⟨
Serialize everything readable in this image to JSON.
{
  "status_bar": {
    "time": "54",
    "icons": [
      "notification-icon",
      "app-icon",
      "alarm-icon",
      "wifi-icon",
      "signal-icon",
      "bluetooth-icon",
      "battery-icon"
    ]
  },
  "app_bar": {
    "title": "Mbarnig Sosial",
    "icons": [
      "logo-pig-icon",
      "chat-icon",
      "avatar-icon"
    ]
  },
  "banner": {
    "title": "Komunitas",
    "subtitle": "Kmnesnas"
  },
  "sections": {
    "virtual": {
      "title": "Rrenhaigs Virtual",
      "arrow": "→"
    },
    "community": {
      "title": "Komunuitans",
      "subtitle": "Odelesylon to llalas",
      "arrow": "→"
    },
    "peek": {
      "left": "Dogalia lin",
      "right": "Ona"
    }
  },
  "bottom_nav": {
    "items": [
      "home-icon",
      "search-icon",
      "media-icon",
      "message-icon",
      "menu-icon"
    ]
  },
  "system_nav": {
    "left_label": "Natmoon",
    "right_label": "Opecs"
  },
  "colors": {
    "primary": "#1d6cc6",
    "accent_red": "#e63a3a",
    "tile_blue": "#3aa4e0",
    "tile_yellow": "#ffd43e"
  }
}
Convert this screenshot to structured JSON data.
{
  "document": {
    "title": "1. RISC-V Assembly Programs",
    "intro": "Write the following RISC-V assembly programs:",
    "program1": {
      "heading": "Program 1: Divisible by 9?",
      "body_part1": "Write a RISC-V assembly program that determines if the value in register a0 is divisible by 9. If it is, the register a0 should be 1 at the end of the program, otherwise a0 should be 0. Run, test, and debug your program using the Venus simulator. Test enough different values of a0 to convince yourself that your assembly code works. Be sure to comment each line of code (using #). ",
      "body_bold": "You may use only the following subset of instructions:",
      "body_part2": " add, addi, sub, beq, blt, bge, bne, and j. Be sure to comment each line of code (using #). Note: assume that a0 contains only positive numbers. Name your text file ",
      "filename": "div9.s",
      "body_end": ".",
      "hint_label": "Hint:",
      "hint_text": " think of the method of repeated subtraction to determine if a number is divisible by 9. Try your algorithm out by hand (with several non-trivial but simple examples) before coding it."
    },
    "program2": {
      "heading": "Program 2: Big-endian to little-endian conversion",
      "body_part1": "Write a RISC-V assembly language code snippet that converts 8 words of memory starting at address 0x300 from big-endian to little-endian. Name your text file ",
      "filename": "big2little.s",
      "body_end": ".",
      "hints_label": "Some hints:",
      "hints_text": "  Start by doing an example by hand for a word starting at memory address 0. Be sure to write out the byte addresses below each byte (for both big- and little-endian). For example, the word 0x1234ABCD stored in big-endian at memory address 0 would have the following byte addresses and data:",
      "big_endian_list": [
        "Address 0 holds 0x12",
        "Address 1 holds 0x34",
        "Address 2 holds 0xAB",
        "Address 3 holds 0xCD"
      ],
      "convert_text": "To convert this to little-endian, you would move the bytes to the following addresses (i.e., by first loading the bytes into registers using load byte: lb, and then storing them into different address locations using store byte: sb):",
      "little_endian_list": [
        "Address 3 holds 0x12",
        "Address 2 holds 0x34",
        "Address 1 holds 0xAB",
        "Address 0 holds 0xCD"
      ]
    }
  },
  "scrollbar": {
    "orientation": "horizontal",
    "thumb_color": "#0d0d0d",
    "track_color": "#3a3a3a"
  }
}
⟩
**DESCRIPTION OF THE TASK**. Exactly reproduce every line found in the records.

**OUTPUT OF THE TASK**.
Serialize everything readable in this image to JSON.
{
  "status_bar": {
    "time": "54",
    "icons": [
      "notification-icon",
      "app-icon",
      "alarm-icon",
      "wifi-icon",
      "signal-icon",
      "bluetooth-icon",
      "battery-icon"
    ]
  },
  "app_bar": {
    "title": "Mbarnig Sosial",
    "icons": [
      "logo-pig-icon",
      "chat-icon",
      "avatar-icon"
    ]
  },
  "banner": {
    "title": "Komunitas",
    "subtitle": "Kmnesnas"
  },
  "sections": {
    "virtual": {
      "title": "Rrenhaigs Virtual",
      "arrow": "→"
    },
    "community": {
      "title": "Komunuitans",
      "subtitle": "Odelesylon to llalas",
      "arrow": "→"
    },
    "peek": {
      "left": "Dogalia lin",
      "right": "Ona"
    }
  },
  "bottom_nav": {
    "items": [
      "home-icon",
      "search-icon",
      "media-icon",
      "message-icon",
      "menu-icon"
    ]
  },
  "system_nav": {
    "left_label": "Natmoon",
    "right_label": "Opecs"
  },
  "colors": {
    "primary": "#1d6cc6",
    "accent_red": "#e63a3a",
    "tile_blue": "#3aa4e0",
    "tile_yellow": "#ffd43e"
  }
}
Convert this screenshot to structured JSON data.
{
  "document": {
    "title": "1. RISC-V Assembly Programs",
    "intro": "Write the following RISC-V assembly programs:",
    "program1": {
      "heading": "Program 1: Divisible by 9?",
      "body_part1": "Write a RISC-V assembly program that determines if the value in register a0 is divisible by 9. If it is, the register a0 should be 1 at the end of the program, otherwise a0 should be 0. Run, test, and debug your program using the Venus simulator. Test enough different values of a0 to convince yourself that your assembly code works. Be sure to comment each line of code (using #). ",
      "body_bold": "You may use only the following subset of instructions:",
      "body_part2": " add, addi, sub, beq, blt, bge, bne, and j. Be sure to comment each line of code (using #). Note: assume that a0 contains only positive numbers. Name your text file ",
      "filename": "div9.s",
      "body_end": ".",
      "hint_label": "Hint:",
      "hint_text": " think of the method of repeated subtraction to determine if a number is divisible by 9. Try your algorithm out by hand (with several non-trivial but simple examples) before coding it."
    },
    "program2": {
      "heading": "Program 2: Big-endian to little-endian conversion",
      "body_part1": "Write a RISC-V assembly language code snippet that converts 8 words of memory starting at address 0x300 from big-endian to little-endian. Name your text file ",
      "filename": "big2little.s",
      "body_end": ".",
      "hints_label": "Some hints:",
      "hints_text": "  Start by doing an example by hand for a word starting at memory address 0. Be sure to write out the byte addresses below each byte (for both big- and little-endian). For example, the word 0x1234ABCD stored in big-endian at memory address 0 would have the following byte addresses and data:",
      "big_endian_list": [
        "Address 0 holds 0x12",
        "Address 1 holds 0x34",
        "Address 2 holds 0xAB",
        "Address 3 holds 0xCD"
      ],
      "convert_text": "To convert this to little-endian, you would move the bytes to the following addresses (i.e., by first loading the bytes into registers using load byte: lb, and then storing them into different address locations using store byte: sb):",
      "little_endian_list": [
        "Address 3 holds 0x12",
        "Address 2 holds 0x34",
        "Address 1 holds 0xAB",
        "Address 0 holds 0xCD"
      ]
    }
  },
  "scrollbar": {
    "orientation": "horizontal",
    "thumb_color": "#0d0d0d",
    "track_color": "#3a3a3a"
  }
}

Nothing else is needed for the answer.